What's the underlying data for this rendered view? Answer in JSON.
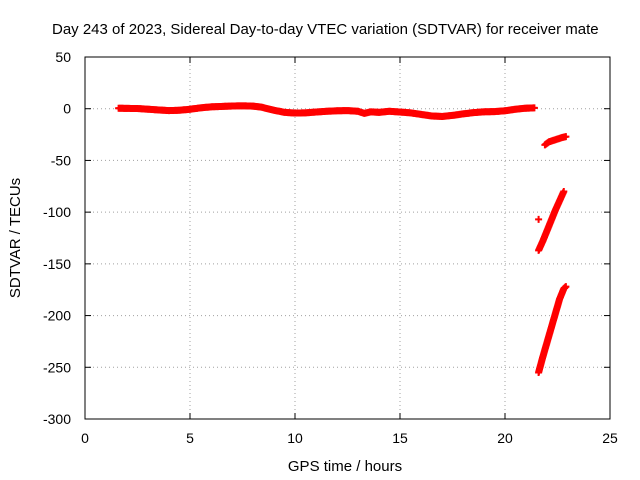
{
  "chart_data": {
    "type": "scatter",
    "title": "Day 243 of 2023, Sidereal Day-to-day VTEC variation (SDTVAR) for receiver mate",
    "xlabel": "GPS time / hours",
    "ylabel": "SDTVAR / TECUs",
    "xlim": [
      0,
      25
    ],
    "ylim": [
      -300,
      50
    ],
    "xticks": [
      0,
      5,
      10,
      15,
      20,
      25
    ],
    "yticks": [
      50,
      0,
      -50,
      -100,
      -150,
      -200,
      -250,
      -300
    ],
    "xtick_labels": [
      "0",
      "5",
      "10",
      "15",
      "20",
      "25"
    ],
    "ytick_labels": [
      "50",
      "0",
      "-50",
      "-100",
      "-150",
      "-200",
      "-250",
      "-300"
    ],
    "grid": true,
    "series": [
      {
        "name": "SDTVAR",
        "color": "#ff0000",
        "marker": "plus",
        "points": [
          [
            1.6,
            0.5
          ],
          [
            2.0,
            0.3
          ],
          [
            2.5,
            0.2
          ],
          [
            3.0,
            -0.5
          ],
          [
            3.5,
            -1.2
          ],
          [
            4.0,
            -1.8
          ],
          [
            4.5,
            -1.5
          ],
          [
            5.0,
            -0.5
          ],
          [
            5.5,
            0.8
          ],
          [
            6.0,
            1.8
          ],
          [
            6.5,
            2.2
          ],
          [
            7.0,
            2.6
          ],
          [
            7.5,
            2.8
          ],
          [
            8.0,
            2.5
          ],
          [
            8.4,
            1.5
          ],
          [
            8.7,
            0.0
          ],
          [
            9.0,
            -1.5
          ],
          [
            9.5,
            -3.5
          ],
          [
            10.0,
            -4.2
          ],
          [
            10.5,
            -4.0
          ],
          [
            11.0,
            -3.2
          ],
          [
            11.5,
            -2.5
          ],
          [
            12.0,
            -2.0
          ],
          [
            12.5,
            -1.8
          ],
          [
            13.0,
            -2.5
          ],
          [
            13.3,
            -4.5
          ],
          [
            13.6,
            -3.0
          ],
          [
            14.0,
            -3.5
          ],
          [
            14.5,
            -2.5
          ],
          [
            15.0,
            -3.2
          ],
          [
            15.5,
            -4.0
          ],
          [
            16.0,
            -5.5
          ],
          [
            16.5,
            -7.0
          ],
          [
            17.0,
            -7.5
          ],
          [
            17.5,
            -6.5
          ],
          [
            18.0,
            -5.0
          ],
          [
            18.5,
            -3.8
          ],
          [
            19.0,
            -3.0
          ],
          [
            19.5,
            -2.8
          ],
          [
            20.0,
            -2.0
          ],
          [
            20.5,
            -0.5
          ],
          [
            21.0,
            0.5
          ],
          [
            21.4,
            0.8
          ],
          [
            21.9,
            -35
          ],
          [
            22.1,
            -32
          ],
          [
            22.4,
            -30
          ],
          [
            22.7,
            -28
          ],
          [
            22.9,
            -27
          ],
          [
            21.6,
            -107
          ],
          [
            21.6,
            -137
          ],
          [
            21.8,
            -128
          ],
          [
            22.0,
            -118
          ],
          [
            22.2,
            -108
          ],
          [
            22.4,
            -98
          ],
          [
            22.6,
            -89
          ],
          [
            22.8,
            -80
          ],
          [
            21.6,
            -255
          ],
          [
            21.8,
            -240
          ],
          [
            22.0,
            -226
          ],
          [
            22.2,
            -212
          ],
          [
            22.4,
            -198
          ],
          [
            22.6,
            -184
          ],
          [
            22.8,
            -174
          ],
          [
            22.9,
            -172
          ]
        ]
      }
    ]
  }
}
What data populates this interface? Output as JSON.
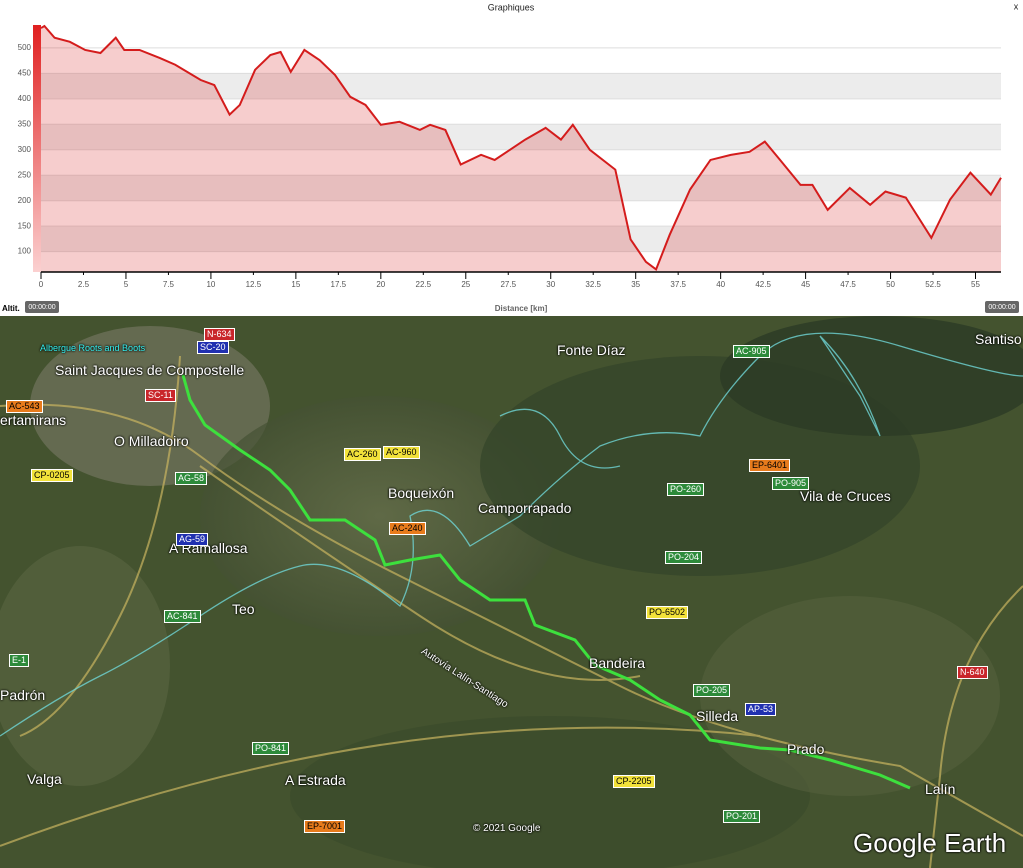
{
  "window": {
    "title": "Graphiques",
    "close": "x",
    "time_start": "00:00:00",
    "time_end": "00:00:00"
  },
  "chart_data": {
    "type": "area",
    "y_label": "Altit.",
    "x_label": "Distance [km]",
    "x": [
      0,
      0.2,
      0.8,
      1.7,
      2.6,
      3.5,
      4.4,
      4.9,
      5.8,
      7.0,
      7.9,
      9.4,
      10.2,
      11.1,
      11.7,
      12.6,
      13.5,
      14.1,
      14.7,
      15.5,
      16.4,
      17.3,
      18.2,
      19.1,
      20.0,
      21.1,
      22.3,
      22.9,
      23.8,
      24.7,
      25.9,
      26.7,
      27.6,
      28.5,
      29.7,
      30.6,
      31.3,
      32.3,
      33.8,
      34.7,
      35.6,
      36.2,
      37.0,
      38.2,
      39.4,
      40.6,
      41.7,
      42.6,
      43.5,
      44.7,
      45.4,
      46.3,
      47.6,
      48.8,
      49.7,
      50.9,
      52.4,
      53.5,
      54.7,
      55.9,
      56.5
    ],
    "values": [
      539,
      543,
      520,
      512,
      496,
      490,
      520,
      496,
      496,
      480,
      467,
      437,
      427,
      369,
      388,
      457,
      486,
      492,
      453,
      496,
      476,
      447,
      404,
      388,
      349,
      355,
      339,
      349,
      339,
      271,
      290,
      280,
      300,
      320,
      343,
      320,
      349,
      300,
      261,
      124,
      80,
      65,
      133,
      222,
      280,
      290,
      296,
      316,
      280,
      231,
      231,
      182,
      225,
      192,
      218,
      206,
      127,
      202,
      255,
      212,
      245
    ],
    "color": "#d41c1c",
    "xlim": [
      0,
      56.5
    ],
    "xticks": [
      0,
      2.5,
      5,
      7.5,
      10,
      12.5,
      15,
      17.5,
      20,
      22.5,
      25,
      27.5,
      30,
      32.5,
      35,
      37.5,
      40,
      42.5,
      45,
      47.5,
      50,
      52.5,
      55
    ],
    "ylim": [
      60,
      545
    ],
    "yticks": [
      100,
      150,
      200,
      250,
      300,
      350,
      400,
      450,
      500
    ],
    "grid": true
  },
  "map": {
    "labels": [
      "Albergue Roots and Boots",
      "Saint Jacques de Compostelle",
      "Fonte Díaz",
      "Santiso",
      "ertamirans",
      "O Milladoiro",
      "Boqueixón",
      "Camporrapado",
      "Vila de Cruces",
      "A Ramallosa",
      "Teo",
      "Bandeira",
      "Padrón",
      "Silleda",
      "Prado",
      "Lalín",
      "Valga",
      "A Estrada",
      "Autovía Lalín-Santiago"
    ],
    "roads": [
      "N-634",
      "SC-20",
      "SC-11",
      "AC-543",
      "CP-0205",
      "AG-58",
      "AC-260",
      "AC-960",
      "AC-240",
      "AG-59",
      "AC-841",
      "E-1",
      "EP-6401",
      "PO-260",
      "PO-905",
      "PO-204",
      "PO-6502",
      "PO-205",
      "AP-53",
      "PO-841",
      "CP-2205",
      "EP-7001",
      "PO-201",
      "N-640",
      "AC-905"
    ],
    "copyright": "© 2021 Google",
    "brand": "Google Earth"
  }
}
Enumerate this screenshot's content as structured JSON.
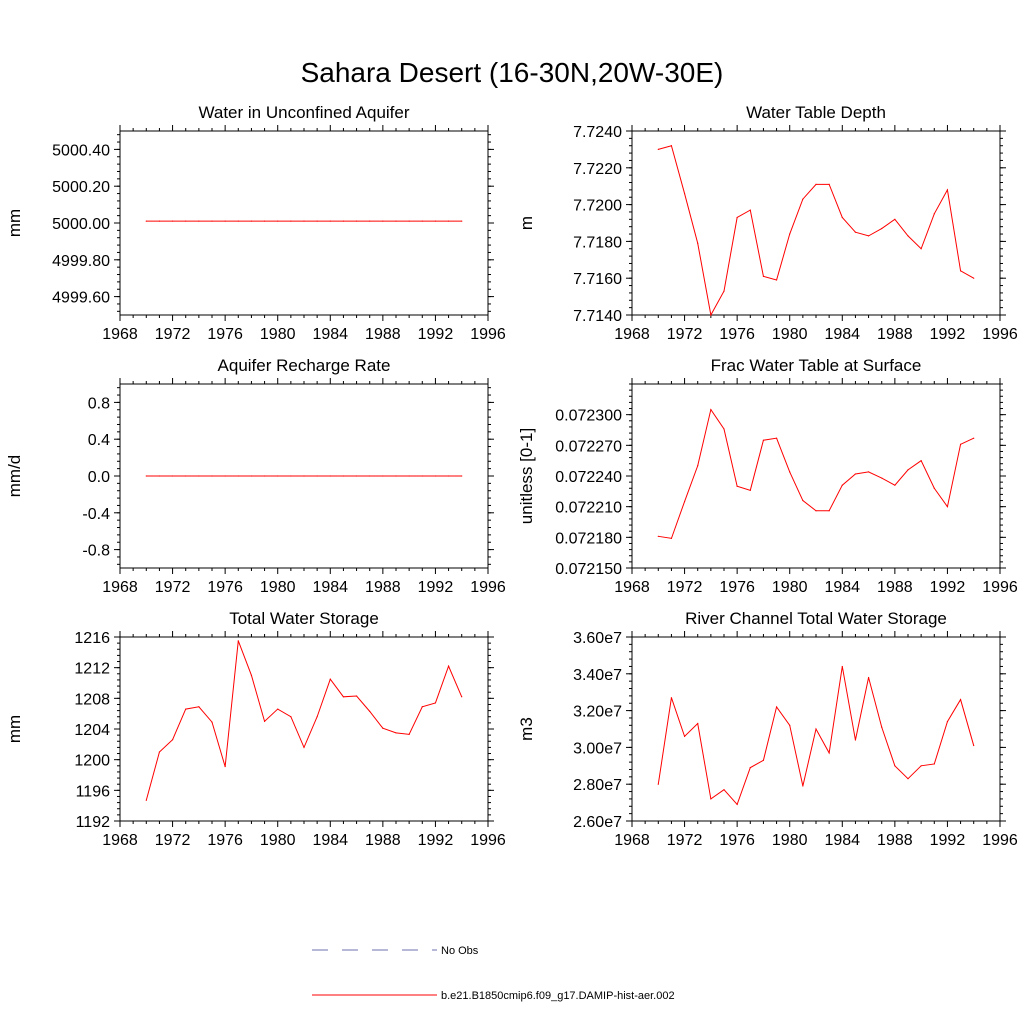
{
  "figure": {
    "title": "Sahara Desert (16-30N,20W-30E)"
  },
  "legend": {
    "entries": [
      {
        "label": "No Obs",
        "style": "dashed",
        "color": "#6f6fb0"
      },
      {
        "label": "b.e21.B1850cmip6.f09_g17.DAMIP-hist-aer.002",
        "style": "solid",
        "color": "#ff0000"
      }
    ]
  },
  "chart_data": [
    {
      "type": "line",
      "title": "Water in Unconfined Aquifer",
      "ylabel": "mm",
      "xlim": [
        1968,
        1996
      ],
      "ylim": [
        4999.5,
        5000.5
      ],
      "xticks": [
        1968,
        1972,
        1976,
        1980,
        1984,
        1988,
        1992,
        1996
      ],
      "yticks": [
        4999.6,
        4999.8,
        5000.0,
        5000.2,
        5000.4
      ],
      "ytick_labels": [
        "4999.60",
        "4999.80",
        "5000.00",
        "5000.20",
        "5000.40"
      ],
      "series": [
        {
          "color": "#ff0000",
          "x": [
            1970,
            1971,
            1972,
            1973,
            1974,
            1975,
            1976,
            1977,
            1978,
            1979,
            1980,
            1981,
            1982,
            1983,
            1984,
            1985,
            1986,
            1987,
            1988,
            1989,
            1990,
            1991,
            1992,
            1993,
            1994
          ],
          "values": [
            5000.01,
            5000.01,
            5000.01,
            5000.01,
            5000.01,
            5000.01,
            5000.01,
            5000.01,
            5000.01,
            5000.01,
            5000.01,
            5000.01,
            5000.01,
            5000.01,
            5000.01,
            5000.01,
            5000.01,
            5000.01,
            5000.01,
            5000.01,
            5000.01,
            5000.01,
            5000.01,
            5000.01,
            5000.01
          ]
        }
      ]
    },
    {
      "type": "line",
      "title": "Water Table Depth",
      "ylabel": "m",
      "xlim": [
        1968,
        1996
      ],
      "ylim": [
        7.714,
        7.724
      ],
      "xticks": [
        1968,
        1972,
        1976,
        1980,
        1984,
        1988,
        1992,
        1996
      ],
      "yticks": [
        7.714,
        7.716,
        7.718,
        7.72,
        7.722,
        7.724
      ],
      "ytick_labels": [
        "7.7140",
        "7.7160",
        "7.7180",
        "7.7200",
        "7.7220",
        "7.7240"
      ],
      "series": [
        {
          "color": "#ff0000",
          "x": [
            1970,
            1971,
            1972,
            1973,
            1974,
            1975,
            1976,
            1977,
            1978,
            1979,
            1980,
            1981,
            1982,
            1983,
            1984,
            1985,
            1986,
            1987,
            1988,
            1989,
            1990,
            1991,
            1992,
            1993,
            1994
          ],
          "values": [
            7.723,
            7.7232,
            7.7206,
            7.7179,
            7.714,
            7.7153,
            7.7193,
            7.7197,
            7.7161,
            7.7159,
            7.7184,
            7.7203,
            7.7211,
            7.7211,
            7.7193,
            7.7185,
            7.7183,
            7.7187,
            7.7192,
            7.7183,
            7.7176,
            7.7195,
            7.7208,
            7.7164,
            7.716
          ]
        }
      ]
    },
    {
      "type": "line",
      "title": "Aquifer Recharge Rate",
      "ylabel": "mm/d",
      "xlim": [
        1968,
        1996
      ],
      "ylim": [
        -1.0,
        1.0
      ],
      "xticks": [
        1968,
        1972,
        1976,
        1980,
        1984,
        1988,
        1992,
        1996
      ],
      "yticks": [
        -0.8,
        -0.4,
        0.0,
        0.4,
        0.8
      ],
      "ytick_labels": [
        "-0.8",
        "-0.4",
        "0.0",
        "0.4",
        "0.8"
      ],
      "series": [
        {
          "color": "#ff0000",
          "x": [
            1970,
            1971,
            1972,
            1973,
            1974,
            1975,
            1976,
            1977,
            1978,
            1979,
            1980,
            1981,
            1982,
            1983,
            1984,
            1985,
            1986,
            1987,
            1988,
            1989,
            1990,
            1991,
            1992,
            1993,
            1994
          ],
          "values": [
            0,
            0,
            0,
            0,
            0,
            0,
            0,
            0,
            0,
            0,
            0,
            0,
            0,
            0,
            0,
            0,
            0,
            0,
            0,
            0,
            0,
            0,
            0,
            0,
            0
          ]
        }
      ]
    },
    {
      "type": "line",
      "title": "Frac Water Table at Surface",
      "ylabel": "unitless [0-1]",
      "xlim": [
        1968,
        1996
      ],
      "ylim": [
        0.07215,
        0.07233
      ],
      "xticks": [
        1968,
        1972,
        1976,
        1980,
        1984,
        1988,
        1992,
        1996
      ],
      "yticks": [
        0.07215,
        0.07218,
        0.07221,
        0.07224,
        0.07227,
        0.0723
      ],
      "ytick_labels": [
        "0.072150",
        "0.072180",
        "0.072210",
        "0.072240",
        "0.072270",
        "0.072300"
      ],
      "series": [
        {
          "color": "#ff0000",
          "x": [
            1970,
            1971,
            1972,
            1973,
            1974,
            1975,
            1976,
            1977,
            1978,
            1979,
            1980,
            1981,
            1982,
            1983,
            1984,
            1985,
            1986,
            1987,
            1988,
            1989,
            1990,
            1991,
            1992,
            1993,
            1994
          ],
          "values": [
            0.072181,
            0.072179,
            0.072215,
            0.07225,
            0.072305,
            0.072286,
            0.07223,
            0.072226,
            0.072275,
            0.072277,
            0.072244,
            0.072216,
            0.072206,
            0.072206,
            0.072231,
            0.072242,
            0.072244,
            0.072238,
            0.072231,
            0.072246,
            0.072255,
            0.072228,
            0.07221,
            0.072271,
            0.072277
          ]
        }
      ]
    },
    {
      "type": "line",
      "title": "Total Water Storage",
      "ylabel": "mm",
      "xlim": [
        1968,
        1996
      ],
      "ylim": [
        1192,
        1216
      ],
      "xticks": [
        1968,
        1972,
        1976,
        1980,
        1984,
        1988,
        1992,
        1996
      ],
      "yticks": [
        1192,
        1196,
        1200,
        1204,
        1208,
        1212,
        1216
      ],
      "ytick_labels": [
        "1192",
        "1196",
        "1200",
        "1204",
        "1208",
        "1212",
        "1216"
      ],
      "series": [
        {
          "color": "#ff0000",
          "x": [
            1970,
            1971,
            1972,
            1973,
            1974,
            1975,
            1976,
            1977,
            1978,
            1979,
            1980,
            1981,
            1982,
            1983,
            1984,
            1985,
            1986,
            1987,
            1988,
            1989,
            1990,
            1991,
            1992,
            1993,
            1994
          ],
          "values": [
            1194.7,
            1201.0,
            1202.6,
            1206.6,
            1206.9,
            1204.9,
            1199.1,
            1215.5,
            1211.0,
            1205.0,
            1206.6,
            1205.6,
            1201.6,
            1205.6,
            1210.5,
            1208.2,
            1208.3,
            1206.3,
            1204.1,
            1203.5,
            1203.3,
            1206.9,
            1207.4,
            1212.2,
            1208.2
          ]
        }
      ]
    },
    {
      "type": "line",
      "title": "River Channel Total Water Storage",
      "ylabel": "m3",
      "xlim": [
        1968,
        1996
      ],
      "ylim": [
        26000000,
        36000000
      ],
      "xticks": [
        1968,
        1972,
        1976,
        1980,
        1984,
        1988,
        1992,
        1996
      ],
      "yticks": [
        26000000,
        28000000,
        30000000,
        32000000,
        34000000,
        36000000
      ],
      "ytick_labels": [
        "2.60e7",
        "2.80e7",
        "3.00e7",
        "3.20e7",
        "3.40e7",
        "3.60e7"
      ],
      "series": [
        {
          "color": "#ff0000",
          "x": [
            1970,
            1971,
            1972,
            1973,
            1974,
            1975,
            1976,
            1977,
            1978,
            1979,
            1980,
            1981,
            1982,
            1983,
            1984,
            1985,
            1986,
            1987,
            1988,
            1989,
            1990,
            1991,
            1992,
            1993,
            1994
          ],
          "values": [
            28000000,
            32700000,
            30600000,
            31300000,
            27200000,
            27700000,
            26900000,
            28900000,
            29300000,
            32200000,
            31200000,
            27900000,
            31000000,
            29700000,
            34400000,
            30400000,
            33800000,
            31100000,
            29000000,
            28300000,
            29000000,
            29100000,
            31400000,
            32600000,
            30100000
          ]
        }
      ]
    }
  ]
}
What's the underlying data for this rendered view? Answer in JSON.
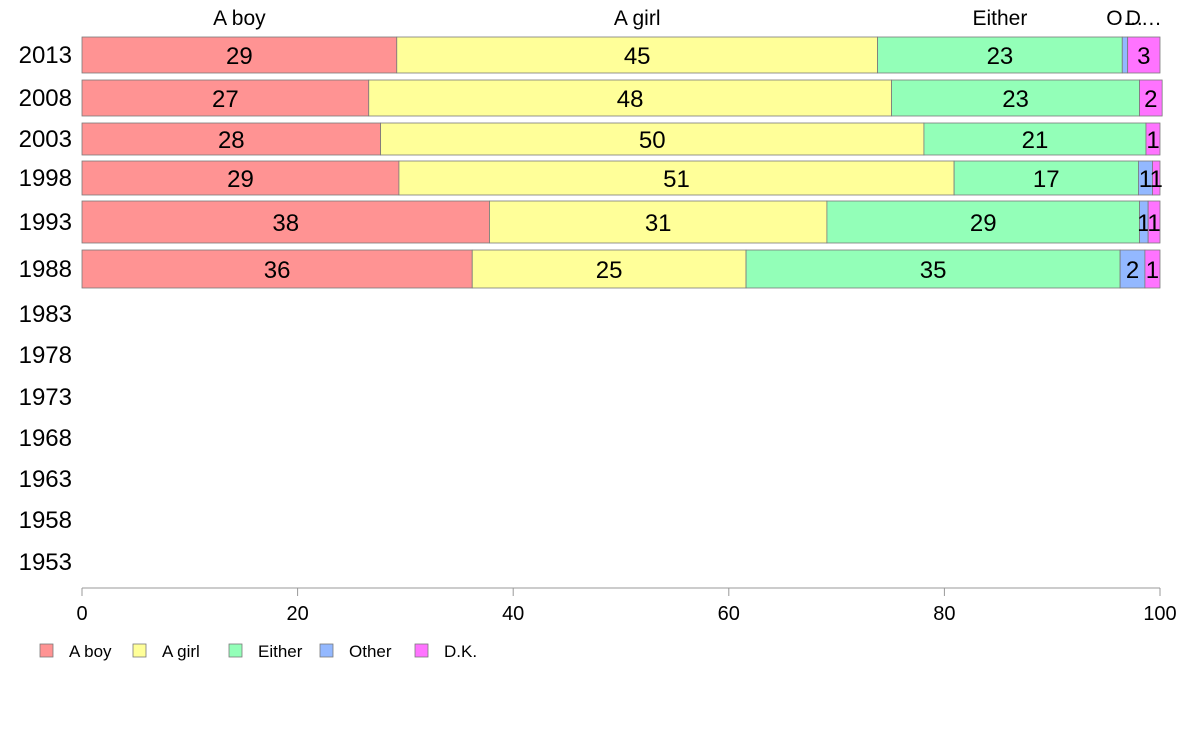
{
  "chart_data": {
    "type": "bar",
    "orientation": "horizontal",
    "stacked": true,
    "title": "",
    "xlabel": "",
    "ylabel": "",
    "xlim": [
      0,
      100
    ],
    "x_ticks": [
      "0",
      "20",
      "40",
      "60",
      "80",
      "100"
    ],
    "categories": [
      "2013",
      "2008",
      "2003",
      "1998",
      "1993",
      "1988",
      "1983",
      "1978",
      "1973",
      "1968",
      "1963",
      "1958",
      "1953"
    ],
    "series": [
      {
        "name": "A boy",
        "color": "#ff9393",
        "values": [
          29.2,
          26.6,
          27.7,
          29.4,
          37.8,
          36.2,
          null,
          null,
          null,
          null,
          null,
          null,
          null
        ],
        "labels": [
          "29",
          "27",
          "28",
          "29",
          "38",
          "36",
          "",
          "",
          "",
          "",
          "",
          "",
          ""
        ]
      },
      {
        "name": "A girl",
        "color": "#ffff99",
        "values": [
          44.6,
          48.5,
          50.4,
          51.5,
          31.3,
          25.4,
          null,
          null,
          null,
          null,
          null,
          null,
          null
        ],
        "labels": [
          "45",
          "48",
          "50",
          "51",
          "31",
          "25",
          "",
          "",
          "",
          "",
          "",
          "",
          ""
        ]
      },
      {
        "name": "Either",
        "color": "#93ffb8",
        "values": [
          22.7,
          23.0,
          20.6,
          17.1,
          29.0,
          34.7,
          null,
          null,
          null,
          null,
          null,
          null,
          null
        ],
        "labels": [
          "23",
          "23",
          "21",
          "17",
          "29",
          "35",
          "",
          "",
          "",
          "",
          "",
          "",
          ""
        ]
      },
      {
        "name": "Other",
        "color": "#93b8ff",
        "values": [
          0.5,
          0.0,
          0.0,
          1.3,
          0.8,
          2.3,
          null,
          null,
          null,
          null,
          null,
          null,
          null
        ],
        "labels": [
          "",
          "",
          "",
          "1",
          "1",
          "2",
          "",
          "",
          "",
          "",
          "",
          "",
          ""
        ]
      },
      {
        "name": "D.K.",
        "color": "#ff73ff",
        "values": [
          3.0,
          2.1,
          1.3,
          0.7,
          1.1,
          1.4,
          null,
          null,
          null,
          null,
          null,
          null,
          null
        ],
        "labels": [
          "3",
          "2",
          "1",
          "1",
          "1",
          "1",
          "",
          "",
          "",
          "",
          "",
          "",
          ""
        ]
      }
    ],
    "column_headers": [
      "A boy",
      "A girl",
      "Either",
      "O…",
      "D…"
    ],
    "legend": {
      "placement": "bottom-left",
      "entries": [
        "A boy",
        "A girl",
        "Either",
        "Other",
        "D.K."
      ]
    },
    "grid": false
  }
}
--------------------------------
GIVEN EXERCISE. Give the number of lines in the listing above that contain "title", and nothing else.

REPLY TO THE EXERCISE. 10